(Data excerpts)
----

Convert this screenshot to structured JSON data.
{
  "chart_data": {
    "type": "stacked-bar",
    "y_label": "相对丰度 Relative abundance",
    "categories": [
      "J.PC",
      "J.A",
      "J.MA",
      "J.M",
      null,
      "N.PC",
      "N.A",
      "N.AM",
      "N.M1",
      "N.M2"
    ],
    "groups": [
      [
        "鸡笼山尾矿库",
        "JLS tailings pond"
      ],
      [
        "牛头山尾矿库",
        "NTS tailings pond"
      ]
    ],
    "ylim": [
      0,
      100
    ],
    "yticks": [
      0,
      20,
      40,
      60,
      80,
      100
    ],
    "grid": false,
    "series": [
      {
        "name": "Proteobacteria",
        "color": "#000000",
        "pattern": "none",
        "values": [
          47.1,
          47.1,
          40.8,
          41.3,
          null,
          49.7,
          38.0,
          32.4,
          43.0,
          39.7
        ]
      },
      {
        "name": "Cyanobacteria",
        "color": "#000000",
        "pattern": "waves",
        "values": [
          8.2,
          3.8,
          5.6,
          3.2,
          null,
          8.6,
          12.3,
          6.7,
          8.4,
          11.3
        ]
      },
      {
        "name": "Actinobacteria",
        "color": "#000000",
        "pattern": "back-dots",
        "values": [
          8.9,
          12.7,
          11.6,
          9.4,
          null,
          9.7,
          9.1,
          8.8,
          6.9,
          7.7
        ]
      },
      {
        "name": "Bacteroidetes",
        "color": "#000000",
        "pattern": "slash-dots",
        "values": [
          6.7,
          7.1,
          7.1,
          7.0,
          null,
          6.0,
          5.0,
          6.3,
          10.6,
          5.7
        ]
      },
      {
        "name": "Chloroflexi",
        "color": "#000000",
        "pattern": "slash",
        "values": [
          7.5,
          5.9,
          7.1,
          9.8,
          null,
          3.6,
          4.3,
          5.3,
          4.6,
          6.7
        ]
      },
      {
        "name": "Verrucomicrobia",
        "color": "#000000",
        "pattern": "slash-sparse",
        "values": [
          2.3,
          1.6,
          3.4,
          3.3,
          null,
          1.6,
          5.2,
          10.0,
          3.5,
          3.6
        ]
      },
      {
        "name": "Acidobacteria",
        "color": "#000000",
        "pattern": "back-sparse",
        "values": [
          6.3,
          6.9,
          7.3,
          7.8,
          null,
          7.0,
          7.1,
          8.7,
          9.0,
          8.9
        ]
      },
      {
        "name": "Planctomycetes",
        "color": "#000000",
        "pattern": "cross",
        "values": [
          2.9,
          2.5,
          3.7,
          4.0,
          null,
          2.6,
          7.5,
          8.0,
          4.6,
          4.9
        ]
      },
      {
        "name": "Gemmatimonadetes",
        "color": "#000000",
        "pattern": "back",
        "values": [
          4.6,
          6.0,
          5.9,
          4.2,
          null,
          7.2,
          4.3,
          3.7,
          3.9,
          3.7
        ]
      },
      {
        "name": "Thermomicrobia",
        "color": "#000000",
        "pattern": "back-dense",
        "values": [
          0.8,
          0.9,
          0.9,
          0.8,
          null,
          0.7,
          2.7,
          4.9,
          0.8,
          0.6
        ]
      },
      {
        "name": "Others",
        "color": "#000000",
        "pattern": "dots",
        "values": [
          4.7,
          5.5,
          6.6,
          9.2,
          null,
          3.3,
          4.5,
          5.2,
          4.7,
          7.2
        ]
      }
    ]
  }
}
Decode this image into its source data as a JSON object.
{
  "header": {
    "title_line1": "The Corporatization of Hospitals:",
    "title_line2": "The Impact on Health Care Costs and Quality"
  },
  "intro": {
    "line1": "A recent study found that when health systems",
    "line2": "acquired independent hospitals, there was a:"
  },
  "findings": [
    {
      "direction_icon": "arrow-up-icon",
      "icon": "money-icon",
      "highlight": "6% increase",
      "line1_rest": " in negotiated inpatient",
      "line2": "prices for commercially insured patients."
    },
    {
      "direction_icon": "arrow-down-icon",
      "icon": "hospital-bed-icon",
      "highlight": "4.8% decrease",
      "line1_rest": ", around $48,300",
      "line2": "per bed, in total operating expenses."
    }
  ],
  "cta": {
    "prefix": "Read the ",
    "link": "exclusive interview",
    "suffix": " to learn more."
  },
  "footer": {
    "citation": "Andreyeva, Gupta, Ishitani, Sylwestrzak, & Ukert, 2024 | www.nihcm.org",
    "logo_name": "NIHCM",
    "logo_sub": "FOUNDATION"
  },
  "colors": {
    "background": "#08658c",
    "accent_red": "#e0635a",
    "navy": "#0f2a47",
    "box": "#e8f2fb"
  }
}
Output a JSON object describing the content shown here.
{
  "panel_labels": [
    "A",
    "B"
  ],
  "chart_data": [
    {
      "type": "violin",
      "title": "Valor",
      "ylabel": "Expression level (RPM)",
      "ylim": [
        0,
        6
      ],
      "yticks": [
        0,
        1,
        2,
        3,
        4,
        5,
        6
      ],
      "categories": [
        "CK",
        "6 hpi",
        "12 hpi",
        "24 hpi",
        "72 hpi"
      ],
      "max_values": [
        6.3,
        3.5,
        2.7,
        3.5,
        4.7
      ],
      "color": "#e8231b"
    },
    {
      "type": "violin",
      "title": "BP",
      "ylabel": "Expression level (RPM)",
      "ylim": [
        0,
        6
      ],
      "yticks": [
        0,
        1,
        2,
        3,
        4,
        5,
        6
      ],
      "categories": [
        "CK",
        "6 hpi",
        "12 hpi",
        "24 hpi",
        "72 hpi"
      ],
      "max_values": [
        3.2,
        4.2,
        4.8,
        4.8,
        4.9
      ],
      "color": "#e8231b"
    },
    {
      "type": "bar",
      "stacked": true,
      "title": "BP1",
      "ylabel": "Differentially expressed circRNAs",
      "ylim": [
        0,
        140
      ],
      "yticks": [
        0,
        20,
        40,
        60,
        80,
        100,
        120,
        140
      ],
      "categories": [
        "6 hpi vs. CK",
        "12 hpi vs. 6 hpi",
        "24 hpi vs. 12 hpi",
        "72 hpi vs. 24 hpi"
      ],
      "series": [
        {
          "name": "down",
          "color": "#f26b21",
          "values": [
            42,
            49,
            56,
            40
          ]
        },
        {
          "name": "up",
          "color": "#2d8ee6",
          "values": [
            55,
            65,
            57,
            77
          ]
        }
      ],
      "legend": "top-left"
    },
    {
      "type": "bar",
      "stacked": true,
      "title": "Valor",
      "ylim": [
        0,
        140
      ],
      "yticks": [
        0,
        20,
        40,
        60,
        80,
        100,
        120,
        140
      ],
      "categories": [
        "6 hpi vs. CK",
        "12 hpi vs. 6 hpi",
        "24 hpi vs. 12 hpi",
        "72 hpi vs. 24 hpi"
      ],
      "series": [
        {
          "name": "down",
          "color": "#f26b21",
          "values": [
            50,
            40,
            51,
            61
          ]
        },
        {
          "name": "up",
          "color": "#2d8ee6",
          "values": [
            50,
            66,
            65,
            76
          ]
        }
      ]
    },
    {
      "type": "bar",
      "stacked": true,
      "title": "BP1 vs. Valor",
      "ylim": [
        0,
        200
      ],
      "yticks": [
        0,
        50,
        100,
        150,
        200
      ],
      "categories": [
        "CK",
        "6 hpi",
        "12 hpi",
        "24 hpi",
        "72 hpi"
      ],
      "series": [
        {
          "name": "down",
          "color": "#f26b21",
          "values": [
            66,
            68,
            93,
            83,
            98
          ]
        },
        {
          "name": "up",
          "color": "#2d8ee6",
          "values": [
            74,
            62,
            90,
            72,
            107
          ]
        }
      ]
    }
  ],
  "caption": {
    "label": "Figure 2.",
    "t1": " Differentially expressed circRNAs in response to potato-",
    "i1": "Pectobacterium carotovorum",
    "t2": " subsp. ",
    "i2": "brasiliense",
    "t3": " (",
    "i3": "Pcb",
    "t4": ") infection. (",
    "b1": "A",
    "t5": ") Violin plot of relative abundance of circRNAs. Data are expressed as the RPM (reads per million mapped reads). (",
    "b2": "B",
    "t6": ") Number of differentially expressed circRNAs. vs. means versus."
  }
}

----

Aim of the exercise: The lines needed are those in the data above that hold the string "dots"; copy each of them.

Your response:
        "pattern": "back-dots",
        "pattern": "slash-dots",
        "pattern": "dots",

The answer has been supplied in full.